▸ **To be done**
Which lines in the records below contain the word "information"? Copy each of them.

---------- Stored records ----------

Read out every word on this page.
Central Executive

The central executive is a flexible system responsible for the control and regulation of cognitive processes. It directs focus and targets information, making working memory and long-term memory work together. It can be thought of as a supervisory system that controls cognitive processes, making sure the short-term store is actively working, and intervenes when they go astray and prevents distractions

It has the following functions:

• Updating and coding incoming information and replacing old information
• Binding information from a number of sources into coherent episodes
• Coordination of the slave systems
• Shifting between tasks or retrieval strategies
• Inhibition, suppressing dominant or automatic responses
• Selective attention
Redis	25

----------

▸ **Exercise response**
The central executive is a flexible system responsible for the control and regulation of cognitive processes. It directs focus and targets information, making working memory and long-term memory work together. It can be thought of as a supervisory system that controls cognitive processes, making sure the short-term store is actively working, and intervenes when they go astray and prevents distractions
• Updating and coding incoming information and replacing old information
• Binding information from a number of sources into coherent episodes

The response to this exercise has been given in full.